◆ Exercise brief
Search the records for the word "this" and report each line that has it.
— Begin —
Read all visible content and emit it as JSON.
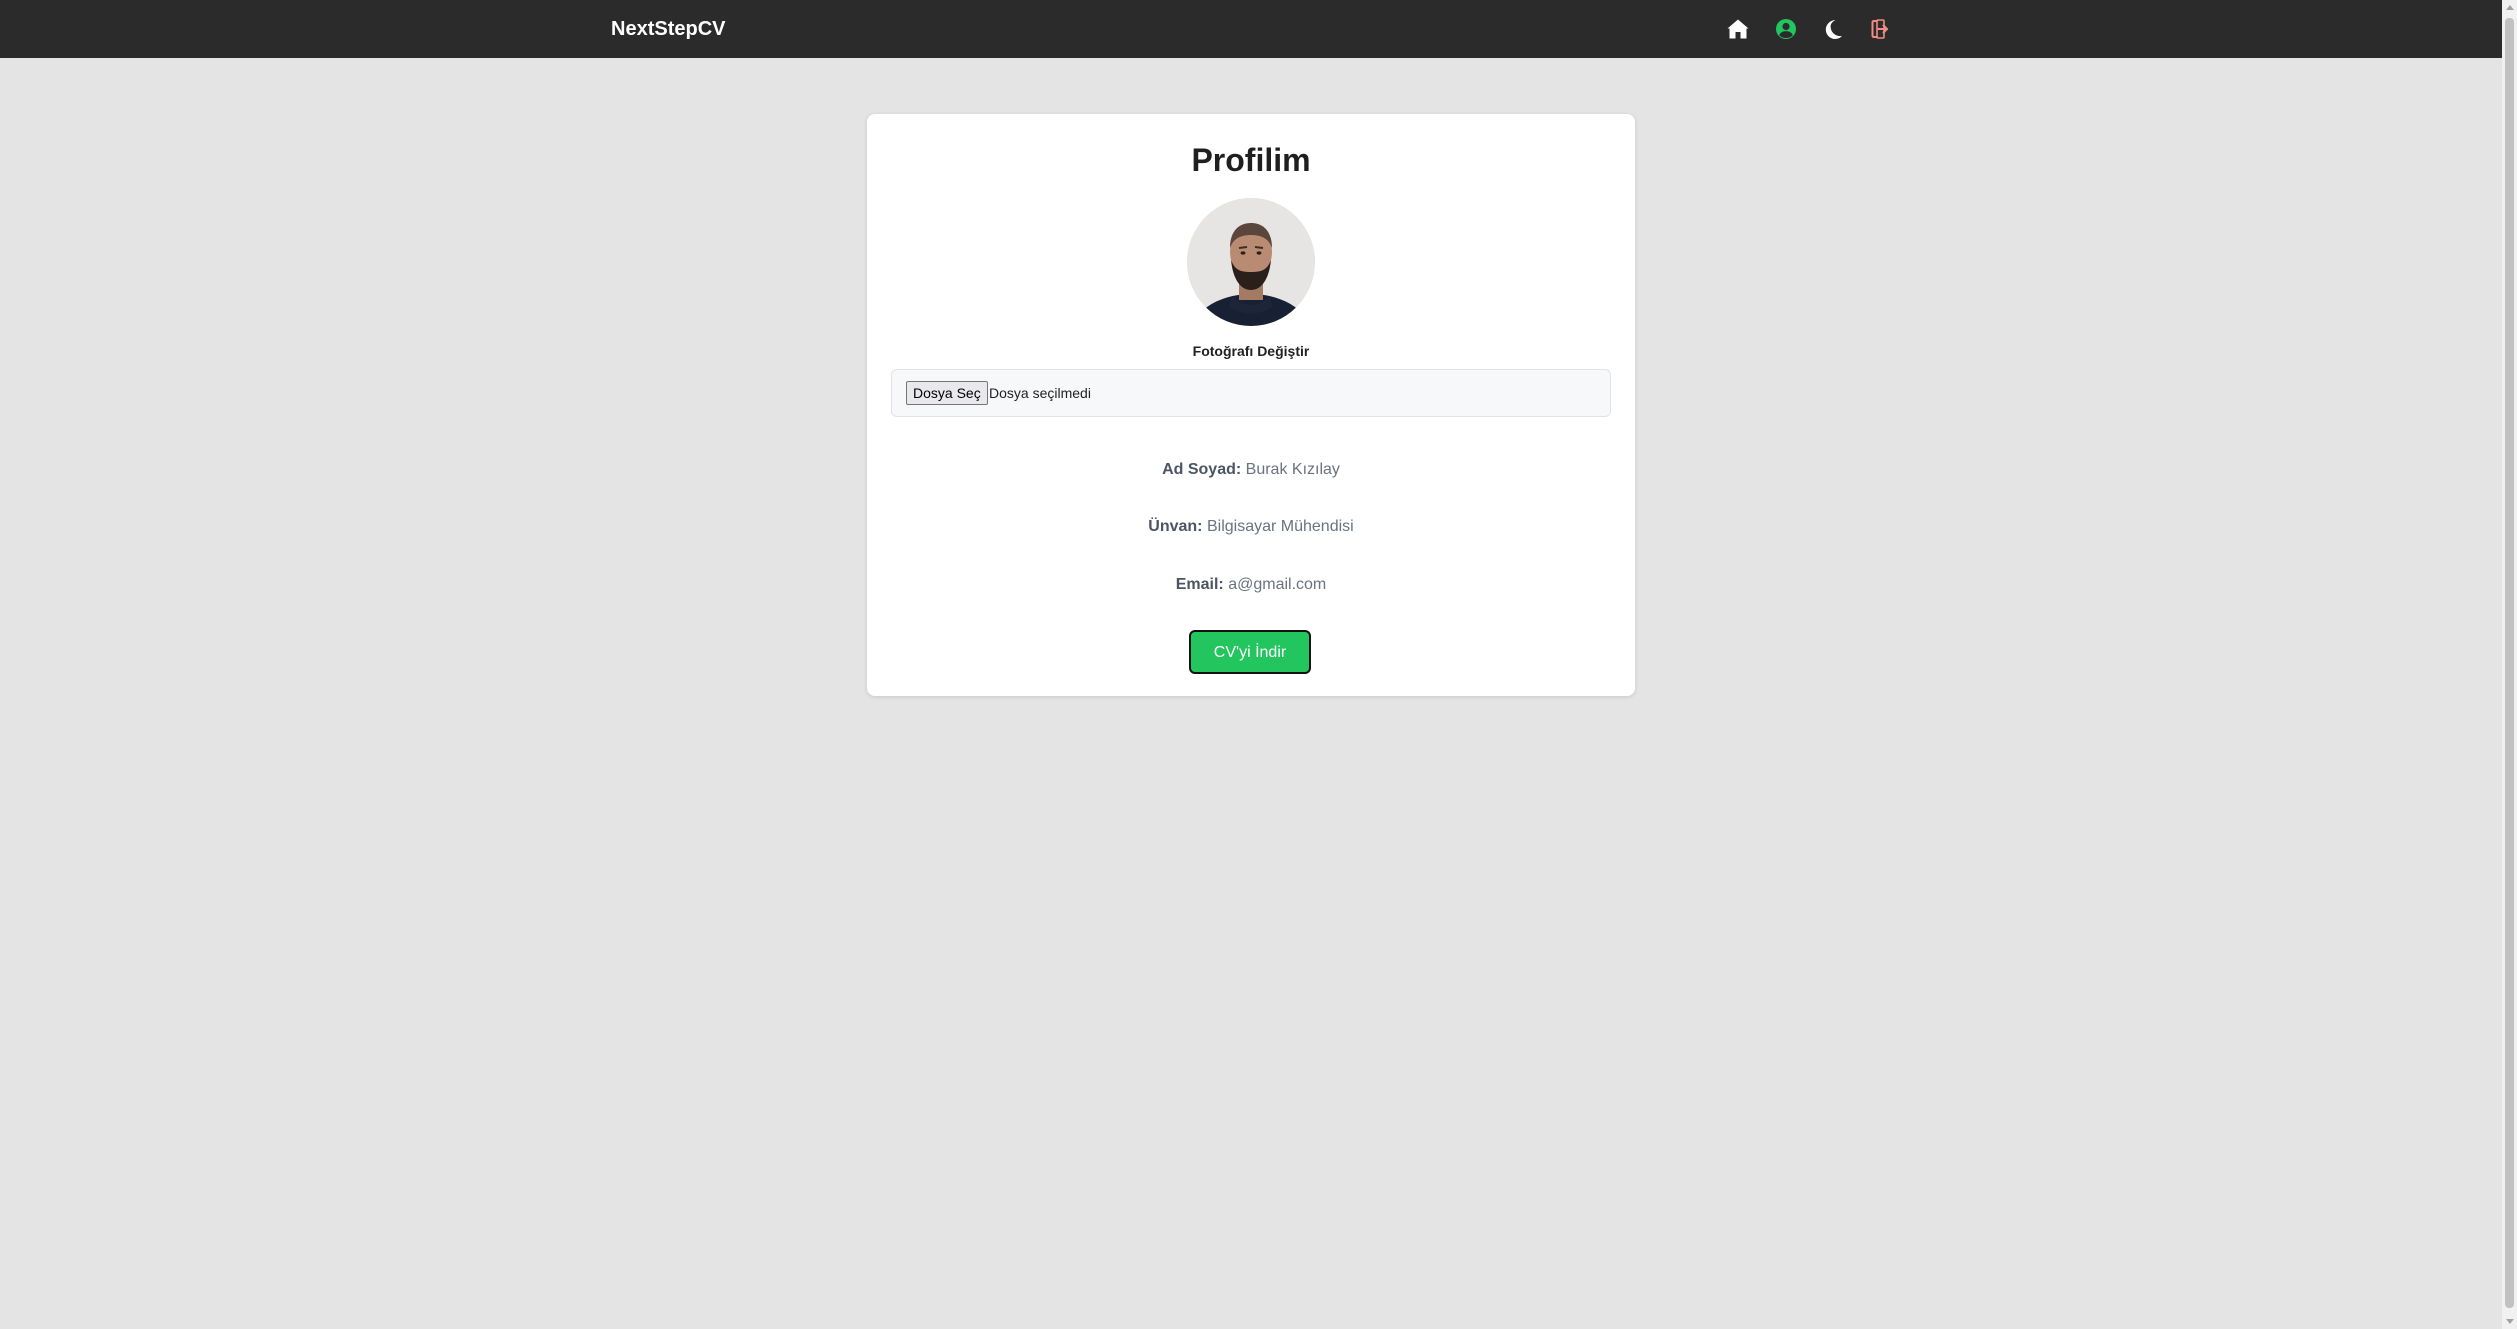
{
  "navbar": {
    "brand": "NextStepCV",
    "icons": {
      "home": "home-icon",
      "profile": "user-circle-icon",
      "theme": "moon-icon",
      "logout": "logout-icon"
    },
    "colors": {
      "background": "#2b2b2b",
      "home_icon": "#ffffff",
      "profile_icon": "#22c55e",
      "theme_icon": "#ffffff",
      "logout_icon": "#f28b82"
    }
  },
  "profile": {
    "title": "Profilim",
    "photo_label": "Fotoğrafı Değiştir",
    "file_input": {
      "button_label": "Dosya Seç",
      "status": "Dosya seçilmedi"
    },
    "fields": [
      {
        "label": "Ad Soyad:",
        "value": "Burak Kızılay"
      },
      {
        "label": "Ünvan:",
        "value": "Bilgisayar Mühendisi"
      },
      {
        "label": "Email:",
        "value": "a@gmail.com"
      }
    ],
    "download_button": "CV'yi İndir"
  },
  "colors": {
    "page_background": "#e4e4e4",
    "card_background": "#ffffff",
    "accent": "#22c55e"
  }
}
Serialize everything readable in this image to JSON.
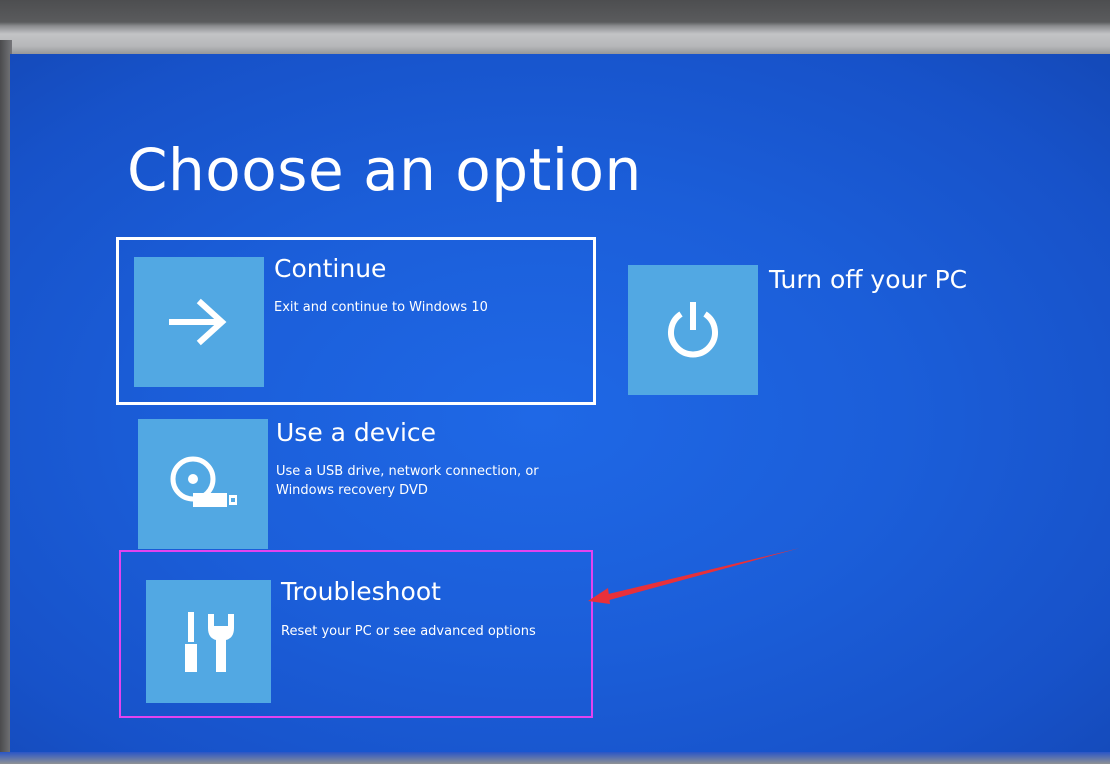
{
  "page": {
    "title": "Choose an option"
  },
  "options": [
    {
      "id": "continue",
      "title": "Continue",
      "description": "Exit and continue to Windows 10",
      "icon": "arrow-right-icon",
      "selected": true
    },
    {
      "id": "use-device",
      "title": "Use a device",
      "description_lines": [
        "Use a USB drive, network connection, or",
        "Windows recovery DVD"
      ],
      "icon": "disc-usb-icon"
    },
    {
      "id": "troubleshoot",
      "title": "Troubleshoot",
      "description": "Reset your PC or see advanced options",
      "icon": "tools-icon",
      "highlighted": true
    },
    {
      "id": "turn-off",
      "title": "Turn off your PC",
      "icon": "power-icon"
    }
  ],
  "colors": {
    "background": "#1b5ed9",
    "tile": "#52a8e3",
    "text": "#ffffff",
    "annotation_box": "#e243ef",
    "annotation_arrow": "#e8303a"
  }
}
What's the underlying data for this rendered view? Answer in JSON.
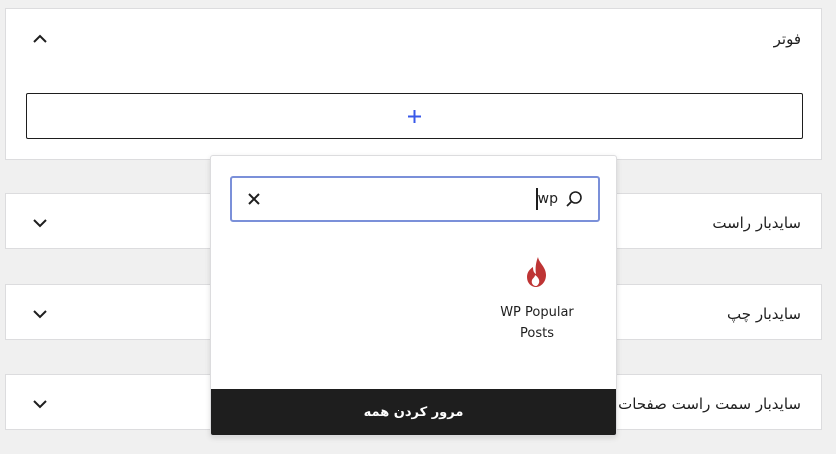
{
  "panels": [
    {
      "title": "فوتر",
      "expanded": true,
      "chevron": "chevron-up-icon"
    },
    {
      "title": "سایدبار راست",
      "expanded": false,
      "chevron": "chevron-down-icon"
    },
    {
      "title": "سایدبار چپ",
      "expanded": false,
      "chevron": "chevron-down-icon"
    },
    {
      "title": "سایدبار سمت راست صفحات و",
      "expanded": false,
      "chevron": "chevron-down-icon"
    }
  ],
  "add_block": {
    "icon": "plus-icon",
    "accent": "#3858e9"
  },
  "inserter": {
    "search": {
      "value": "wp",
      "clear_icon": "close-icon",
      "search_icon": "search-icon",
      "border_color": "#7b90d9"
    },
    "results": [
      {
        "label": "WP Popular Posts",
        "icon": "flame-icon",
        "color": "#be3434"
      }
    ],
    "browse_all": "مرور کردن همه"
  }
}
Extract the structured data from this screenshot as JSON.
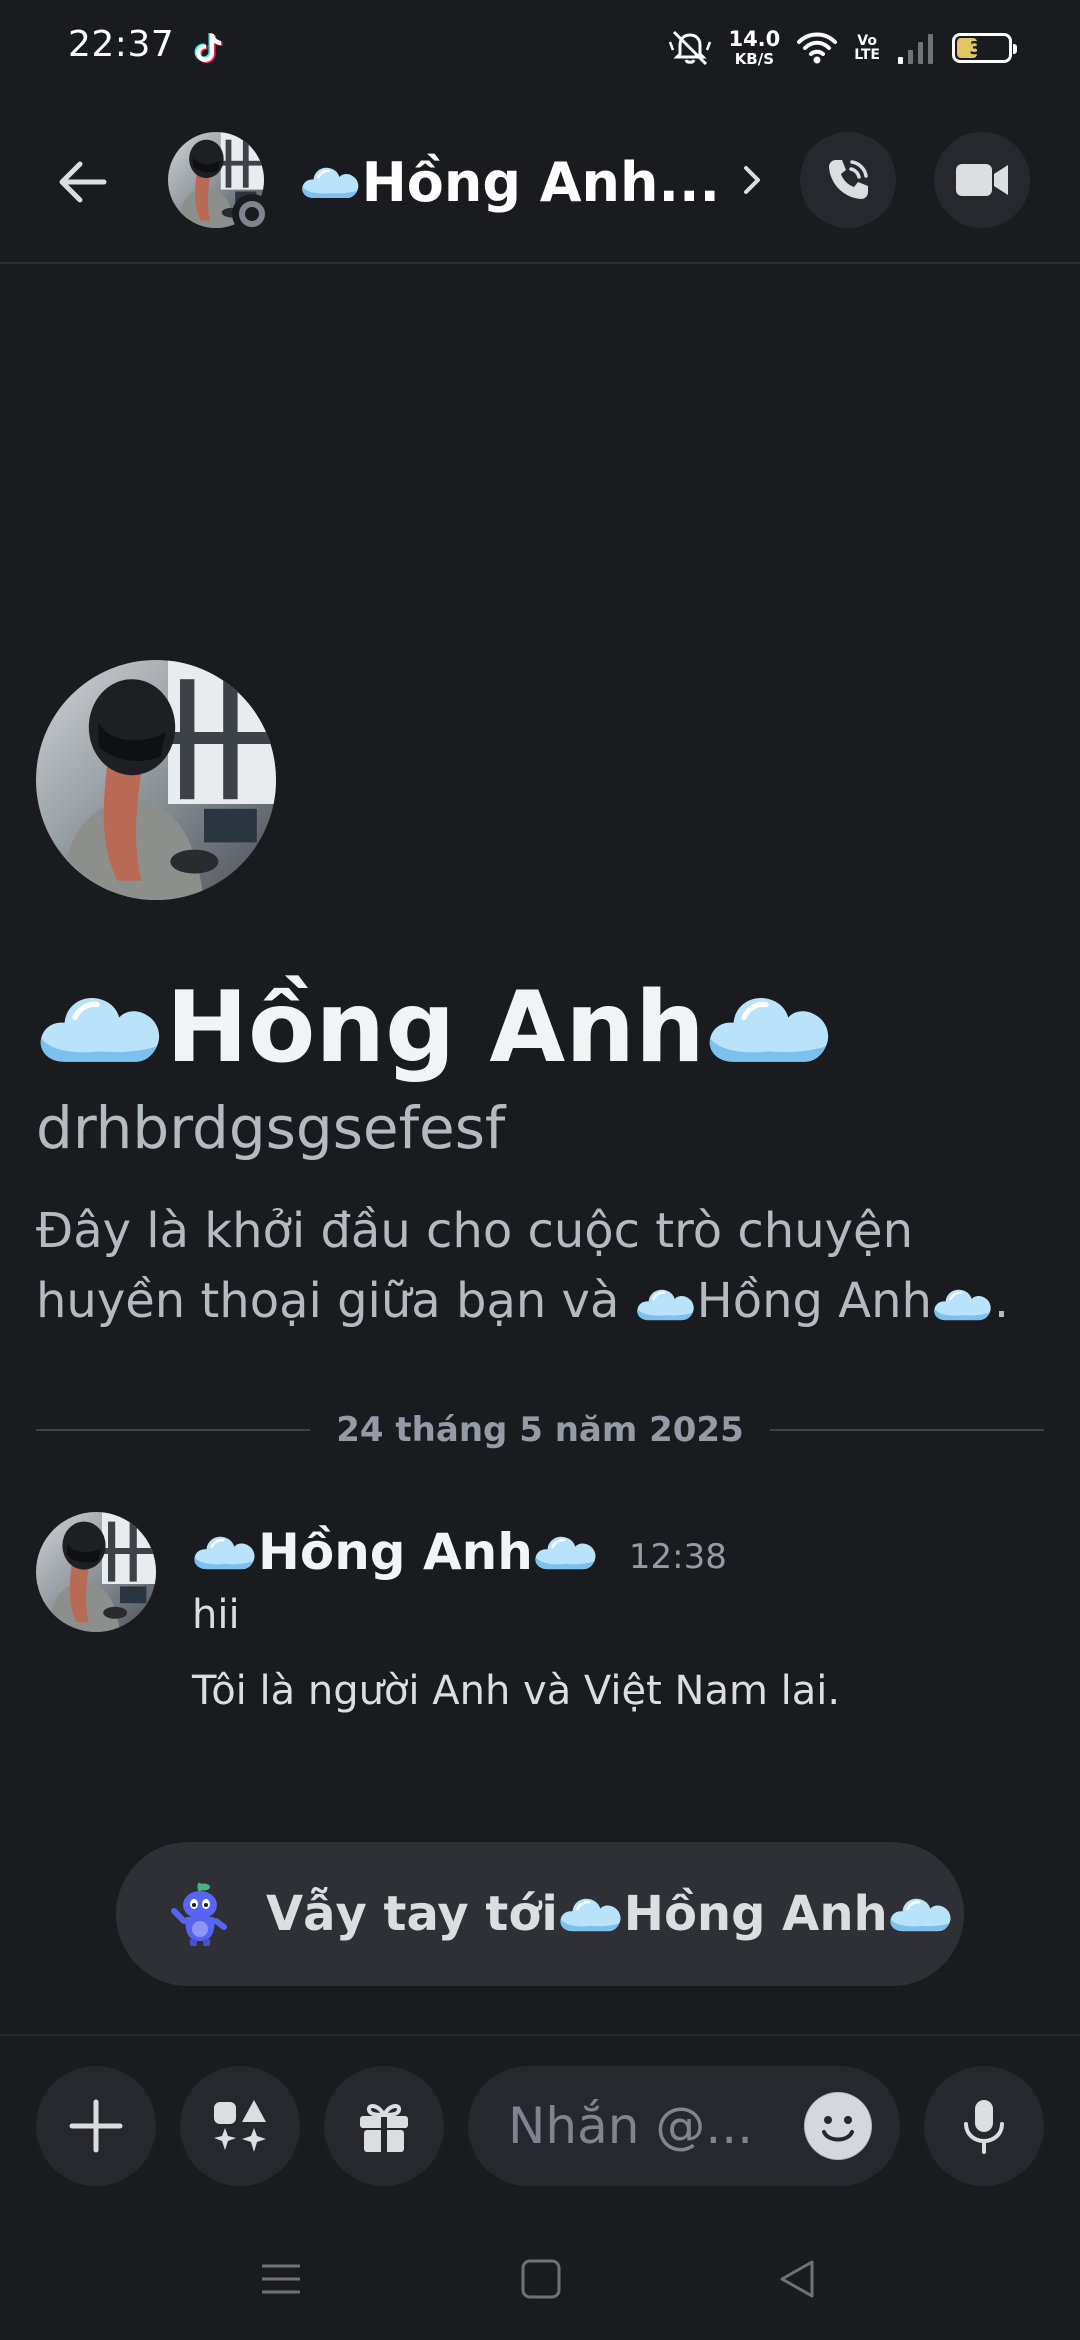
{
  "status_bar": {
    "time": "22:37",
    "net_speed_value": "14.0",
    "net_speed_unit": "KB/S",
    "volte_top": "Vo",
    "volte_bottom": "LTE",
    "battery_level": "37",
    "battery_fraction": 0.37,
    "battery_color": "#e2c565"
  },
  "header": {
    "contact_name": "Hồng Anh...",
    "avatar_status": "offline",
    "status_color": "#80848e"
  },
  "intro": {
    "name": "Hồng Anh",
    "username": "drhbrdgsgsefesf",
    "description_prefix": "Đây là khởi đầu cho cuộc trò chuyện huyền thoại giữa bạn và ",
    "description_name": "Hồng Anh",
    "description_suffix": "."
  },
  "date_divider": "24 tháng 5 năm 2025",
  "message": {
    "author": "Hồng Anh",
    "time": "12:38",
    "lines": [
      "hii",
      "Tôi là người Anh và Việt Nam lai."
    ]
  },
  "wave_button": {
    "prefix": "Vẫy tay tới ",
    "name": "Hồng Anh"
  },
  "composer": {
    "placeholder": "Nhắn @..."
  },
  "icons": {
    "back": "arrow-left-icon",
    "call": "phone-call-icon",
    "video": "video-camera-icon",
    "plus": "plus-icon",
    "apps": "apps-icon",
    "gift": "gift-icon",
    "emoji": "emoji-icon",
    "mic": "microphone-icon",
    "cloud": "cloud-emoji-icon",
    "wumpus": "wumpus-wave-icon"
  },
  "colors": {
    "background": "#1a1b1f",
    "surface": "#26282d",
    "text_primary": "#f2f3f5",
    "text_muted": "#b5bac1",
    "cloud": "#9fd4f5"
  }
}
— End —
◆ Exercise output
Serialize everything readable in this image to JSON.
What's the underlying data for this rendered view? Answer in JSON.
Extract the structured data from this screenshot as JSON.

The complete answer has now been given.